WHAT NEEDS TO BE DONE
Output the material beneath this task exactly, images excluded.

* BEGIN SOURCE MATERIAL *

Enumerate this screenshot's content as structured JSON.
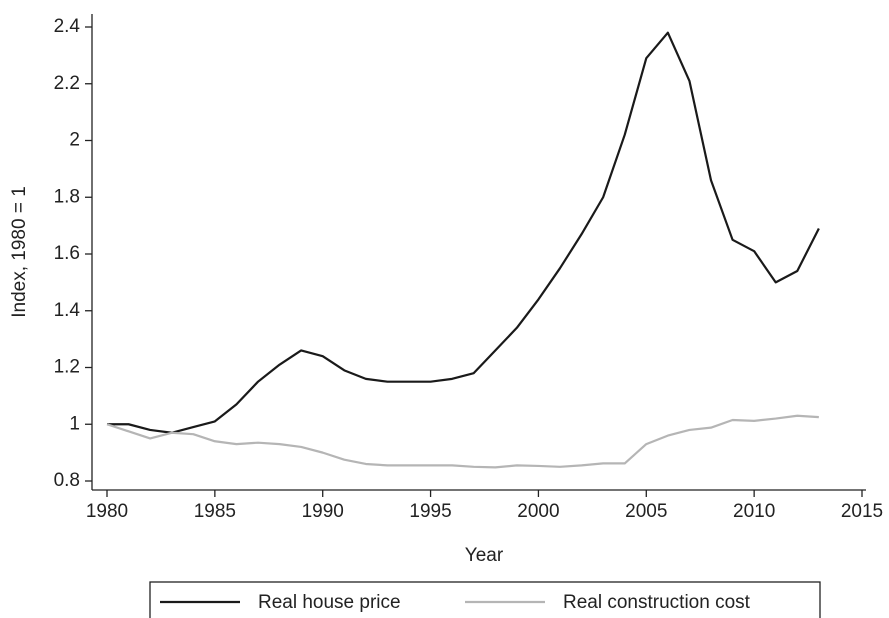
{
  "chart_data": {
    "type": "line",
    "x_label": "Year",
    "y_label": "Index, 1980 = 1",
    "x": [
      1980,
      1981,
      1982,
      1983,
      1984,
      1985,
      1986,
      1987,
      1988,
      1989,
      1990,
      1991,
      1992,
      1993,
      1994,
      1995,
      1996,
      1997,
      1998,
      1999,
      2000,
      2001,
      2002,
      2003,
      2004,
      2005,
      2006,
      2007,
      2008,
      2009,
      2010,
      2011,
      2012,
      2013
    ],
    "series": [
      {
        "name": "Real house price",
        "color": "#1a1a1a",
        "values": [
          1.0,
          1.0,
          0.98,
          0.97,
          0.99,
          1.01,
          1.07,
          1.15,
          1.21,
          1.26,
          1.24,
          1.19,
          1.16,
          1.15,
          1.15,
          1.15,
          1.16,
          1.18,
          1.26,
          1.34,
          1.44,
          1.55,
          1.67,
          1.8,
          2.02,
          2.29,
          2.38,
          2.21,
          1.86,
          1.65,
          1.61,
          1.5,
          1.54,
          1.69
        ]
      },
      {
        "name": "Real construction cost",
        "color": "#b5b5b5",
        "values": [
          1.0,
          0.975,
          0.95,
          0.97,
          0.965,
          0.94,
          0.93,
          0.935,
          0.93,
          0.92,
          0.9,
          0.875,
          0.86,
          0.855,
          0.855,
          0.855,
          0.855,
          0.85,
          0.848,
          0.855,
          0.853,
          0.85,
          0.855,
          0.862,
          0.862,
          0.93,
          0.96,
          0.98,
          0.988,
          1.015,
          1.012,
          1.02,
          1.03,
          1.025
        ]
      }
    ],
    "xlim": [
      1980,
      2015
    ],
    "xticks": [
      1980,
      1985,
      1990,
      1995,
      2000,
      2005,
      2010,
      2015
    ],
    "ylim": [
      0.8,
      2.4
    ],
    "yticks": [
      0.8,
      1,
      1.2,
      1.4,
      1.6,
      1.8,
      2,
      2.2,
      2.4
    ],
    "grid": false,
    "legend": "bottom"
  }
}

* END SOURCE MATERIAL *

FINAL ANSWER
Enumerate this screenshot's content as structured JSON.
{
  "chart_data": {
    "type": "line",
    "x_label": "Year",
    "y_label": "Index, 1980 = 1",
    "x": [
      1980,
      1981,
      1982,
      1983,
      1984,
      1985,
      1986,
      1987,
      1988,
      1989,
      1990,
      1991,
      1992,
      1993,
      1994,
      1995,
      1996,
      1997,
      1998,
      1999,
      2000,
      2001,
      2002,
      2003,
      2004,
      2005,
      2006,
      2007,
      2008,
      2009,
      2010,
      2011,
      2012,
      2013
    ],
    "series": [
      {
        "name": "Real house price",
        "color": "#1a1a1a",
        "values": [
          1.0,
          1.0,
          0.98,
          0.97,
          0.99,
          1.01,
          1.07,
          1.15,
          1.21,
          1.26,
          1.24,
          1.19,
          1.16,
          1.15,
          1.15,
          1.15,
          1.16,
          1.18,
          1.26,
          1.34,
          1.44,
          1.55,
          1.67,
          1.8,
          2.02,
          2.29,
          2.38,
          2.21,
          1.86,
          1.65,
          1.61,
          1.5,
          1.54,
          1.69
        ]
      },
      {
        "name": "Real construction cost",
        "color": "#b5b5b5",
        "values": [
          1.0,
          0.975,
          0.95,
          0.97,
          0.965,
          0.94,
          0.93,
          0.935,
          0.93,
          0.92,
          0.9,
          0.875,
          0.86,
          0.855,
          0.855,
          0.855,
          0.855,
          0.85,
          0.848,
          0.855,
          0.853,
          0.85,
          0.855,
          0.862,
          0.862,
          0.93,
          0.96,
          0.98,
          0.988,
          1.015,
          1.012,
          1.02,
          1.03,
          1.025
        ]
      }
    ],
    "xlim": [
      1980,
      2015
    ],
    "xticks": [
      1980,
      1985,
      1990,
      1995,
      2000,
      2005,
      2010,
      2015
    ],
    "ylim": [
      0.8,
      2.4
    ],
    "yticks": [
      0.8,
      1,
      1.2,
      1.4,
      1.6,
      1.8,
      2,
      2.2,
      2.4
    ],
    "grid": false,
    "legend": "bottom"
  }
}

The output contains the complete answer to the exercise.